- [DIRECTIONS FOR THIS TASK]: Each entry below is to be transcribed exactly.

- [MATERIAL PROVIDED]:
· · · · ·
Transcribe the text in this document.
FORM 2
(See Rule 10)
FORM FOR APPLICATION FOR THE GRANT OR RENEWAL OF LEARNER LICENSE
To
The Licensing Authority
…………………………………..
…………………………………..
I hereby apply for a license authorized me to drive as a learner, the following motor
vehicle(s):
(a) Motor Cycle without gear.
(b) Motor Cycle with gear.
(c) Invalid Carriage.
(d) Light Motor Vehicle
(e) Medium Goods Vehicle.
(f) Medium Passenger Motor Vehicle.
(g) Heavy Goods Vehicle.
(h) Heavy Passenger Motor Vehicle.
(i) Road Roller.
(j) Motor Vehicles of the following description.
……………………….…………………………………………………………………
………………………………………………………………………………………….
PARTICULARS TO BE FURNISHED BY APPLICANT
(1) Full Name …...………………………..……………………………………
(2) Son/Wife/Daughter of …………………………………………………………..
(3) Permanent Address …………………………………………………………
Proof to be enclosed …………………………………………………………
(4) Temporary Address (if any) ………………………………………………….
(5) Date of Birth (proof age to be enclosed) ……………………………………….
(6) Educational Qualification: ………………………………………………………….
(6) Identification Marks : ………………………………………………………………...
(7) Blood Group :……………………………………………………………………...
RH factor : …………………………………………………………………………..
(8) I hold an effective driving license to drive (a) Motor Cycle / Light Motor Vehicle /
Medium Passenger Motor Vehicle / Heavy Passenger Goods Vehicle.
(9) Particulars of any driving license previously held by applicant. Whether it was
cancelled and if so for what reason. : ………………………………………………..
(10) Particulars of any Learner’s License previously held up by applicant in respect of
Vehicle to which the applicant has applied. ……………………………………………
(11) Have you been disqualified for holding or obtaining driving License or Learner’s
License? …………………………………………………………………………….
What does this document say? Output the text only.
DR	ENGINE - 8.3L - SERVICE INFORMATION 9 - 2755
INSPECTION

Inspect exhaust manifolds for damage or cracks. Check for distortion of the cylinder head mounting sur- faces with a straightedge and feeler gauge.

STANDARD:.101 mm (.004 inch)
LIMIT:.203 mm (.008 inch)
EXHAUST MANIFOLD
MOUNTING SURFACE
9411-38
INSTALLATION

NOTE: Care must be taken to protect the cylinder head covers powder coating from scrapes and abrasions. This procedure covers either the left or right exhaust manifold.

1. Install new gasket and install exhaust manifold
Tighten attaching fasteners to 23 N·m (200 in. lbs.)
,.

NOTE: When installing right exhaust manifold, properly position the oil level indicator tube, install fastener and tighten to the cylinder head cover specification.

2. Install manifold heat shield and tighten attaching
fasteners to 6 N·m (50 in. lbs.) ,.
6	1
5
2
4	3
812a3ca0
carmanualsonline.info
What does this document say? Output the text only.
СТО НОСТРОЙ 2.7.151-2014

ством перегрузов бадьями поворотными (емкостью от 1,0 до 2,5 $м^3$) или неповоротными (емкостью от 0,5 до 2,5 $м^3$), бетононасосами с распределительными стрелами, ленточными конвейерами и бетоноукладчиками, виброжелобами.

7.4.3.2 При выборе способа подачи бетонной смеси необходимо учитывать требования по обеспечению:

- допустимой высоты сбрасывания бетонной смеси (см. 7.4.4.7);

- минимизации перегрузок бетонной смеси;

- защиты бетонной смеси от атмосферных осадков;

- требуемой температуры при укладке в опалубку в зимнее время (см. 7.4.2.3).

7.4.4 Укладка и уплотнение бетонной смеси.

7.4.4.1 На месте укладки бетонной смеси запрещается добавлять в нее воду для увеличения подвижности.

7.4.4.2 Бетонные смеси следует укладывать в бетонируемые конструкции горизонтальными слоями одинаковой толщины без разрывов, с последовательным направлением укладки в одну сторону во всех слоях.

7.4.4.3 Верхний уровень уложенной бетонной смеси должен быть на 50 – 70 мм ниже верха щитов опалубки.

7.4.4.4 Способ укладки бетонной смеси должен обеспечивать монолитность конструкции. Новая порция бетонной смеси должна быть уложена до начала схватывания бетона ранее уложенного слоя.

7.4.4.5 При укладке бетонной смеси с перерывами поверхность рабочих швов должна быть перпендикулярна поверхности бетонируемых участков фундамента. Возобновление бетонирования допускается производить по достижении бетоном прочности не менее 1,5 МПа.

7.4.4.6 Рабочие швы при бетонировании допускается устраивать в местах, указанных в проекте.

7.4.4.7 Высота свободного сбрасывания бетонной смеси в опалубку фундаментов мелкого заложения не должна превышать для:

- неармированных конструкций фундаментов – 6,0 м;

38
· · · · ·
- [EXERCISE ANSWER]:
Transcribe the text in this document.
FORM 2
(See Rule 10)
FORM FOR APPLICATION FOR THE GRANT OR RENEWAL OF LEARNER LICENSE
To
The Licensing Authority
…………………………………..
…………………………………..
I hereby apply for a license authorized me to drive as a learner, the following motor
vehicle(s):
(a) Motor Cycle without gear.
(b) Motor Cycle with gear.
(c) Invalid Carriage.
(d) Light Motor Vehicle
(e) Medium Goods Vehicle.
(f) Medium Passenger Motor Vehicle.
(g) Heavy Goods Vehicle.
(h) Heavy Passenger Motor Vehicle.
(i) Road Roller.
(j) Motor Vehicles of the following description.
……………………….…………………………………………………………………
………………………………………………………………………………………….
PARTICULARS TO BE FURNISHED BY APPLICANT
(1) Full Name …...………………………..……………………………………
(2) Son/Wife/Daughter of …………………………………………………………..
(3) Permanent Address …………………………………………………………
Proof to be enclosed …………………………………………………………
(4) Temporary Address (if any) ………………………………………………….
(5) Date of Birth (proof age to be enclosed) ……………………………………….
(6) Educational Qualification: ………………………………………………………….
(6) Identification Marks : ………………………………………………………………...
(7) Blood Group :……………………………………………………………………...
RH factor : …………………………………………………………………………..
(8) I hold an effective driving license to drive (a) Motor Cycle / Light Motor Vehicle /
Medium Passenger Motor Vehicle / Heavy Passenger Goods Vehicle.
(9) Particulars of any driving license previously held by applicant. Whether it was
cancelled and if so for what reason. : ………………………………………………..
(10) Particulars of any Learner’s License previously held up by applicant in respect of
Vehicle to which the applicant has applied. ……………………………………………
(11) Have you been disqualified for holding or obtaining driving License or Learner’s
License? …………………………………………………………………………….
What does this document say? Output the text only.
DR	ENGINE - 8.3L - SERVICE INFORMATION 9 - 2755
INSPECTION

Inspect exhaust manifolds for damage or cracks. Check for distortion of the cylinder head mounting sur- faces with a straightedge and feeler gauge.

STANDARD:.101 mm (.004 inch)
LIMIT:.203 mm (.008 inch)
EXHAUST MANIFOLD
MOUNTING SURFACE
9411-38
INSTALLATION

NOTE: Care must be taken to protect the cylinder head covers powder coating from scrapes and abrasions. This procedure covers either the left or right exhaust manifold.

1. Install new gasket and install exhaust manifold
Tighten attaching fasteners to 23 N·m (200 in. lbs.)
,.

NOTE: When installing right exhaust manifold, properly position the oil level indicator tube, install fastener and tighten to the cylinder head cover specification.

2. Install manifold heat shield and tighten attaching
fasteners to 6 N·m (50 in. lbs.) ,.
6	1
5
2
4	3
812a3ca0
carmanualsonline.info
What does this document say? Output the text only.
СТО НОСТРОЙ 2.7.151-2014

ством перегрузов бадьями поворотными (емкостью от 1,0 до 2,5 $м^3$) или неповоротными (емкостью от 0,5 до 2,5 $м^3$), бетононасосами с распределительными стрелами, ленточными конвейерами и бетоноукладчиками, виброжелобами.

7.4.3.2 При выборе способа подачи бетонной смеси необходимо учитывать требования по обеспечению:

- допустимой высоты сбрасывания бетонной смеси (см. 7.4.4.7);

- минимизации перегрузок бетонной смеси;

- защиты бетонной смеси от атмосферных осадков;

- требуемой температуры при укладке в опалубку в зимнее время (см. 7.4.2.3).

7.4.4 Укладка и уплотнение бетонной смеси.

7.4.4.1 На месте укладки бетонной смеси запрещается добавлять в нее воду для увеличения подвижности.

7.4.4.2 Бетонные смеси следует укладывать в бетонируемые конструкции горизонтальными слоями одинаковой толщины без разрывов, с последовательным направлением укладки в одну сторону во всех слоях.

7.4.4.3 Верхний уровень уложенной бетонной смеси должен быть на 50 – 70 мм ниже верха щитов опалубки.

7.4.4.4 Способ укладки бетонной смеси должен обеспечивать монолитность конструкции. Новая порция бетонной смеси должна быть уложена до начала схватывания бетона ранее уложенного слоя.

7.4.4.5 При укладке бетонной смеси с перерывами поверхность рабочих швов должна быть перпендикулярна поверхности бетонируемых участков фундамента. Возобновление бетонирования допускается производить по достижении бетоном прочности не менее 1,5 МПа.

7.4.4.6 Рабочие швы при бетонировании допускается устраивать в местах, указанных в проекте.

7.4.4.7 Высота свободного сбрасывания бетонной смеси в опалубку фундаментов мелкого заложения не должна превышать для:

- неармированных конструкций фундаментов – 6,0 м;

38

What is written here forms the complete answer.